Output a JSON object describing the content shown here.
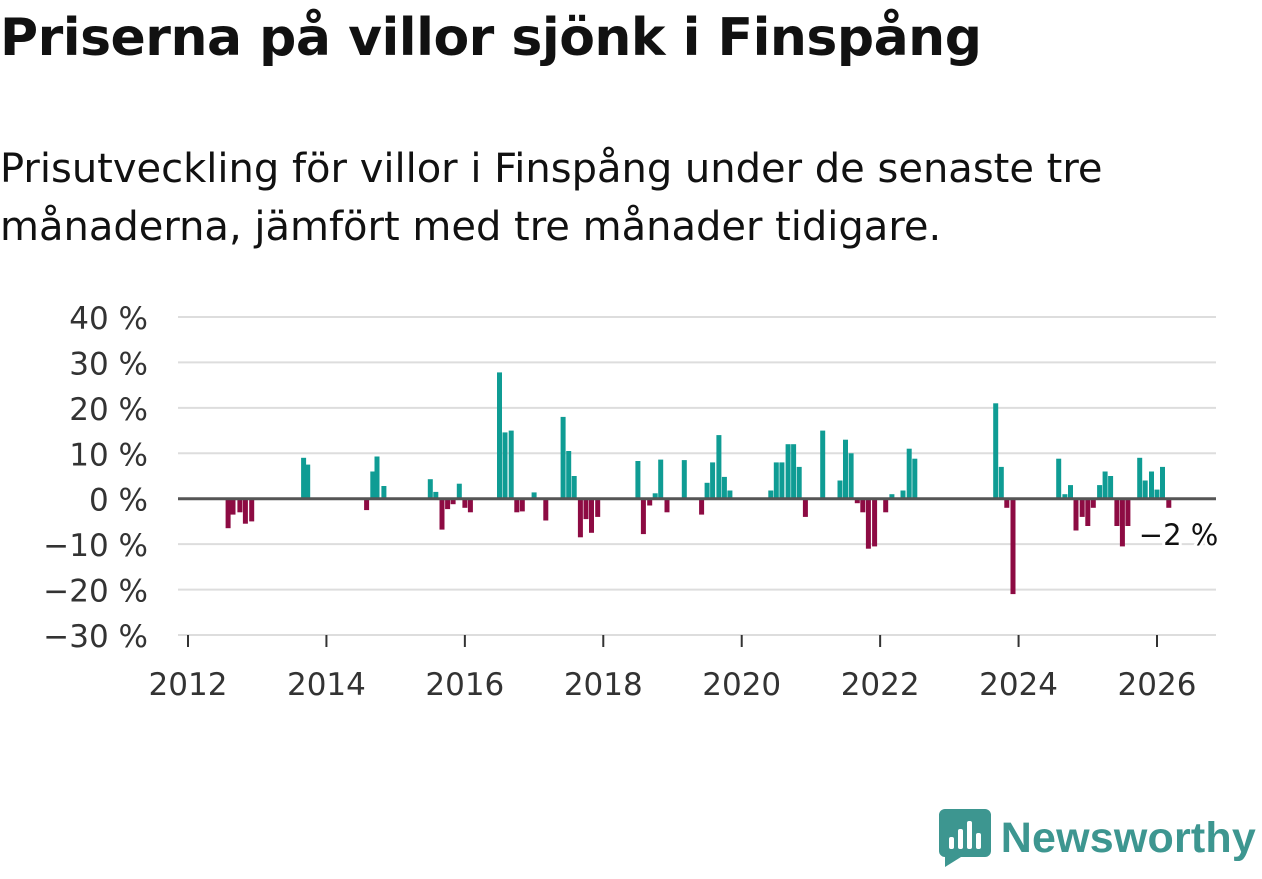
{
  "header": {
    "title": "Priserna på villor sjönk i Finspång",
    "subtitle": "Prisutveckling för villor i Finspång under de senaste tre månaderna, jämfört med tre månader tidigare."
  },
  "brand": {
    "name": "Newsworthy",
    "icon": "newsworthy-logo-icon",
    "color": "#3d9690"
  },
  "colors": {
    "positive": "#0f9c94",
    "negative": "#8d0b43",
    "grid": "#dddddd",
    "zero_line": "#555555",
    "axis_text": "#333333"
  },
  "chart_data": {
    "type": "bar",
    "title": "Priserna på villor sjönk i Finspång",
    "xlabel": "",
    "ylabel": "",
    "ylim": [
      -30,
      40
    ],
    "xlim": [
      2011.8,
      2026.85
    ],
    "y_ticks": [
      {
        "value": 40,
        "label": "40 %"
      },
      {
        "value": 30,
        "label": "30 %"
      },
      {
        "value": 20,
        "label": "20 %"
      },
      {
        "value": 10,
        "label": "10 %"
      },
      {
        "value": 0,
        "label": "0 %"
      },
      {
        "value": -10,
        "label": "−10 %"
      },
      {
        "value": -20,
        "label": "−20 %"
      },
      {
        "value": -30,
        "label": "−30 %"
      }
    ],
    "x_ticks": [
      {
        "value": 2012,
        "label": "2012"
      },
      {
        "value": 2014,
        "label": "2014"
      },
      {
        "value": 2016,
        "label": "2016"
      },
      {
        "value": 2018,
        "label": "2018"
      },
      {
        "value": 2020,
        "label": "2020"
      },
      {
        "value": 2022,
        "label": "2022"
      },
      {
        "value": 2024,
        "label": "2024"
      },
      {
        "value": 2026,
        "label": "2026"
      }
    ],
    "annotation": {
      "x": 2026.17,
      "y": -2,
      "label": "−2 %"
    },
    "series": [
      {
        "name": "Prisutveckling",
        "points": [
          {
            "x": 2012.58,
            "y": -6.5
          },
          {
            "x": 2012.65,
            "y": -3.5
          },
          {
            "x": 2012.75,
            "y": -3
          },
          {
            "x": 2012.83,
            "y": -5.5
          },
          {
            "x": 2012.92,
            "y": -5
          },
          {
            "x": 2013.67,
            "y": 9
          },
          {
            "x": 2013.73,
            "y": 7.5
          },
          {
            "x": 2014.58,
            "y": -2.5
          },
          {
            "x": 2014.67,
            "y": 6
          },
          {
            "x": 2014.73,
            "y": 9.3
          },
          {
            "x": 2014.83,
            "y": 2.8
          },
          {
            "x": 2015.5,
            "y": 4.3
          },
          {
            "x": 2015.58,
            "y": 1.5
          },
          {
            "x": 2015.67,
            "y": -6.8
          },
          {
            "x": 2015.75,
            "y": -2.3
          },
          {
            "x": 2015.83,
            "y": -1.2
          },
          {
            "x": 2015.92,
            "y": 3.3
          },
          {
            "x": 2016.0,
            "y": -2
          },
          {
            "x": 2016.08,
            "y": -3
          },
          {
            "x": 2016.5,
            "y": 27.8
          },
          {
            "x": 2016.58,
            "y": 14.6
          },
          {
            "x": 2016.67,
            "y": 15
          },
          {
            "x": 2016.75,
            "y": -3
          },
          {
            "x": 2016.83,
            "y": -2.8
          },
          {
            "x": 2017.0,
            "y": 1.4
          },
          {
            "x": 2017.17,
            "y": -4.8
          },
          {
            "x": 2017.42,
            "y": 18
          },
          {
            "x": 2017.5,
            "y": 10.5
          },
          {
            "x": 2017.58,
            "y": 5
          },
          {
            "x": 2017.67,
            "y": -8.5
          },
          {
            "x": 2017.75,
            "y": -4.5
          },
          {
            "x": 2017.83,
            "y": -7.5
          },
          {
            "x": 2017.92,
            "y": -4
          },
          {
            "x": 2018.5,
            "y": 8.3
          },
          {
            "x": 2018.58,
            "y": -7.8
          },
          {
            "x": 2018.67,
            "y": -1.5
          },
          {
            "x": 2018.75,
            "y": 1.2
          },
          {
            "x": 2018.83,
            "y": 8.6
          },
          {
            "x": 2018.92,
            "y": -3
          },
          {
            "x": 2019.17,
            "y": 8.5
          },
          {
            "x": 2019.42,
            "y": -3.5
          },
          {
            "x": 2019.5,
            "y": 3.5
          },
          {
            "x": 2019.58,
            "y": 8
          },
          {
            "x": 2019.67,
            "y": 14
          },
          {
            "x": 2019.75,
            "y": 4.8
          },
          {
            "x": 2019.83,
            "y": 1.8
          },
          {
            "x": 2020.42,
            "y": 1.8
          },
          {
            "x": 2020.5,
            "y": 8
          },
          {
            "x": 2020.58,
            "y": 8
          },
          {
            "x": 2020.67,
            "y": 12
          },
          {
            "x": 2020.75,
            "y": 12
          },
          {
            "x": 2020.83,
            "y": 7
          },
          {
            "x": 2020.92,
            "y": -4
          },
          {
            "x": 2021.17,
            "y": 15
          },
          {
            "x": 2021.42,
            "y": 4
          },
          {
            "x": 2021.5,
            "y": 13
          },
          {
            "x": 2021.58,
            "y": 10
          },
          {
            "x": 2021.67,
            "y": -1
          },
          {
            "x": 2021.75,
            "y": -3
          },
          {
            "x": 2021.83,
            "y": -11
          },
          {
            "x": 2021.92,
            "y": -10.5
          },
          {
            "x": 2022.08,
            "y": -3
          },
          {
            "x": 2022.17,
            "y": 1
          },
          {
            "x": 2022.33,
            "y": 1.8
          },
          {
            "x": 2022.42,
            "y": 11
          },
          {
            "x": 2022.5,
            "y": 8.8
          },
          {
            "x": 2023.67,
            "y": 21
          },
          {
            "x": 2023.75,
            "y": 7
          },
          {
            "x": 2023.83,
            "y": -2
          },
          {
            "x": 2023.92,
            "y": -21
          },
          {
            "x": 2024.58,
            "y": 8.8
          },
          {
            "x": 2024.67,
            "y": 1
          },
          {
            "x": 2024.75,
            "y": 3
          },
          {
            "x": 2024.83,
            "y": -7
          },
          {
            "x": 2024.92,
            "y": -4
          },
          {
            "x": 2025.0,
            "y": -6
          },
          {
            "x": 2025.08,
            "y": -2
          },
          {
            "x": 2025.17,
            "y": 3
          },
          {
            "x": 2025.25,
            "y": 6
          },
          {
            "x": 2025.33,
            "y": 5
          },
          {
            "x": 2025.42,
            "y": -6
          },
          {
            "x": 2025.5,
            "y": -10.5
          },
          {
            "x": 2025.58,
            "y": -6
          },
          {
            "x": 2025.75,
            "y": 9
          },
          {
            "x": 2025.83,
            "y": 4
          },
          {
            "x": 2025.92,
            "y": 6
          },
          {
            "x": 2026.0,
            "y": 2
          },
          {
            "x": 2026.08,
            "y": 7
          },
          {
            "x": 2026.17,
            "y": -2
          }
        ]
      }
    ]
  }
}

^^^^^^^^

Exclude the pictures and repeat every other part of the records word for word.

CORRECT OUTPUT
Output a JSON object describing the content shown here.
{
  "header": {
    "title": "Priserna på villor sjönk i Finspång",
    "subtitle": "Prisutveckling för villor i Finspång under de senaste tre månaderna, jämfört med tre månader tidigare."
  },
  "brand": {
    "name": "Newsworthy",
    "icon": "newsworthy-logo-icon",
    "color": "#3d9690"
  },
  "colors": {
    "positive": "#0f9c94",
    "negative": "#8d0b43",
    "grid": "#dddddd",
    "zero_line": "#555555",
    "axis_text": "#333333"
  },
  "chart_data": {
    "type": "bar",
    "title": "Priserna på villor sjönk i Finspång",
    "xlabel": "",
    "ylabel": "",
    "ylim": [
      -30,
      40
    ],
    "xlim": [
      2011.8,
      2026.85
    ],
    "y_ticks": [
      {
        "value": 40,
        "label": "40 %"
      },
      {
        "value": 30,
        "label": "30 %"
      },
      {
        "value": 20,
        "label": "20 %"
      },
      {
        "value": 10,
        "label": "10 %"
      },
      {
        "value": 0,
        "label": "0 %"
      },
      {
        "value": -10,
        "label": "−10 %"
      },
      {
        "value": -20,
        "label": "−20 %"
      },
      {
        "value": -30,
        "label": "−30 %"
      }
    ],
    "x_ticks": [
      {
        "value": 2012,
        "label": "2012"
      },
      {
        "value": 2014,
        "label": "2014"
      },
      {
        "value": 2016,
        "label": "2016"
      },
      {
        "value": 2018,
        "label": "2018"
      },
      {
        "value": 2020,
        "label": "2020"
      },
      {
        "value": 2022,
        "label": "2022"
      },
      {
        "value": 2024,
        "label": "2024"
      },
      {
        "value": 2026,
        "label": "2026"
      }
    ],
    "annotation": {
      "x": 2026.17,
      "y": -2,
      "label": "−2 %"
    },
    "series": [
      {
        "name": "Prisutveckling",
        "points": [
          {
            "x": 2012.58,
            "y": -6.5
          },
          {
            "x": 2012.65,
            "y": -3.5
          },
          {
            "x": 2012.75,
            "y": -3
          },
          {
            "x": 2012.83,
            "y": -5.5
          },
          {
            "x": 2012.92,
            "y": -5
          },
          {
            "x": 2013.67,
            "y": 9
          },
          {
            "x": 2013.73,
            "y": 7.5
          },
          {
            "x": 2014.58,
            "y": -2.5
          },
          {
            "x": 2014.67,
            "y": 6
          },
          {
            "x": 2014.73,
            "y": 9.3
          },
          {
            "x": 2014.83,
            "y": 2.8
          },
          {
            "x": 2015.5,
            "y": 4.3
          },
          {
            "x": 2015.58,
            "y": 1.5
          },
          {
            "x": 2015.67,
            "y": -6.8
          },
          {
            "x": 2015.75,
            "y": -2.3
          },
          {
            "x": 2015.83,
            "y": -1.2
          },
          {
            "x": 2015.92,
            "y": 3.3
          },
          {
            "x": 2016.0,
            "y": -2
          },
          {
            "x": 2016.08,
            "y": -3
          },
          {
            "x": 2016.5,
            "y": 27.8
          },
          {
            "x": 2016.58,
            "y": 14.6
          },
          {
            "x": 2016.67,
            "y": 15
          },
          {
            "x": 2016.75,
            "y": -3
          },
          {
            "x": 2016.83,
            "y": -2.8
          },
          {
            "x": 2017.0,
            "y": 1.4
          },
          {
            "x": 2017.17,
            "y": -4.8
          },
          {
            "x": 2017.42,
            "y": 18
          },
          {
            "x": 2017.5,
            "y": 10.5
          },
          {
            "x": 2017.58,
            "y": 5
          },
          {
            "x": 2017.67,
            "y": -8.5
          },
          {
            "x": 2017.75,
            "y": -4.5
          },
          {
            "x": 2017.83,
            "y": -7.5
          },
          {
            "x": 2017.92,
            "y": -4
          },
          {
            "x": 2018.5,
            "y": 8.3
          },
          {
            "x": 2018.58,
            "y": -7.8
          },
          {
            "x": 2018.67,
            "y": -1.5
          },
          {
            "x": 2018.75,
            "y": 1.2
          },
          {
            "x": 2018.83,
            "y": 8.6
          },
          {
            "x": 2018.92,
            "y": -3
          },
          {
            "x": 2019.17,
            "y": 8.5
          },
          {
            "x": 2019.42,
            "y": -3.5
          },
          {
            "x": 2019.5,
            "y": 3.5
          },
          {
            "x": 2019.58,
            "y": 8
          },
          {
            "x": 2019.67,
            "y": 14
          },
          {
            "x": 2019.75,
            "y": 4.8
          },
          {
            "x": 2019.83,
            "y": 1.8
          },
          {
            "x": 2020.42,
            "y": 1.8
          },
          {
            "x": 2020.5,
            "y": 8
          },
          {
            "x": 2020.58,
            "y": 8
          },
          {
            "x": 2020.67,
            "y": 12
          },
          {
            "x": 2020.75,
            "y": 12
          },
          {
            "x": 2020.83,
            "y": 7
          },
          {
            "x": 2020.92,
            "y": -4
          },
          {
            "x": 2021.17,
            "y": 15
          },
          {
            "x": 2021.42,
            "y": 4
          },
          {
            "x": 2021.5,
            "y": 13
          },
          {
            "x": 2021.58,
            "y": 10
          },
          {
            "x": 2021.67,
            "y": -1
          },
          {
            "x": 2021.75,
            "y": -3
          },
          {
            "x": 2021.83,
            "y": -11
          },
          {
            "x": 2021.92,
            "y": -10.5
          },
          {
            "x": 2022.08,
            "y": -3
          },
          {
            "x": 2022.17,
            "y": 1
          },
          {
            "x": 2022.33,
            "y": 1.8
          },
          {
            "x": 2022.42,
            "y": 11
          },
          {
            "x": 2022.5,
            "y": 8.8
          },
          {
            "x": 2023.67,
            "y": 21
          },
          {
            "x": 2023.75,
            "y": 7
          },
          {
            "x": 2023.83,
            "y": -2
          },
          {
            "x": 2023.92,
            "y": -21
          },
          {
            "x": 2024.58,
            "y": 8.8
          },
          {
            "x": 2024.67,
            "y": 1
          },
          {
            "x": 2024.75,
            "y": 3
          },
          {
            "x": 2024.83,
            "y": -7
          },
          {
            "x": 2024.92,
            "y": -4
          },
          {
            "x": 2025.0,
            "y": -6
          },
          {
            "x": 2025.08,
            "y": -2
          },
          {
            "x": 2025.17,
            "y": 3
          },
          {
            "x": 2025.25,
            "y": 6
          },
          {
            "x": 2025.33,
            "y": 5
          },
          {
            "x": 2025.42,
            "y": -6
          },
          {
            "x": 2025.5,
            "y": -10.5
          },
          {
            "x": 2025.58,
            "y": -6
          },
          {
            "x": 2025.75,
            "y": 9
          },
          {
            "x": 2025.83,
            "y": 4
          },
          {
            "x": 2025.92,
            "y": 6
          },
          {
            "x": 2026.0,
            "y": 2
          },
          {
            "x": 2026.08,
            "y": 7
          },
          {
            "x": 2026.17,
            "y": -2
          }
        ]
      }
    ]
  }
}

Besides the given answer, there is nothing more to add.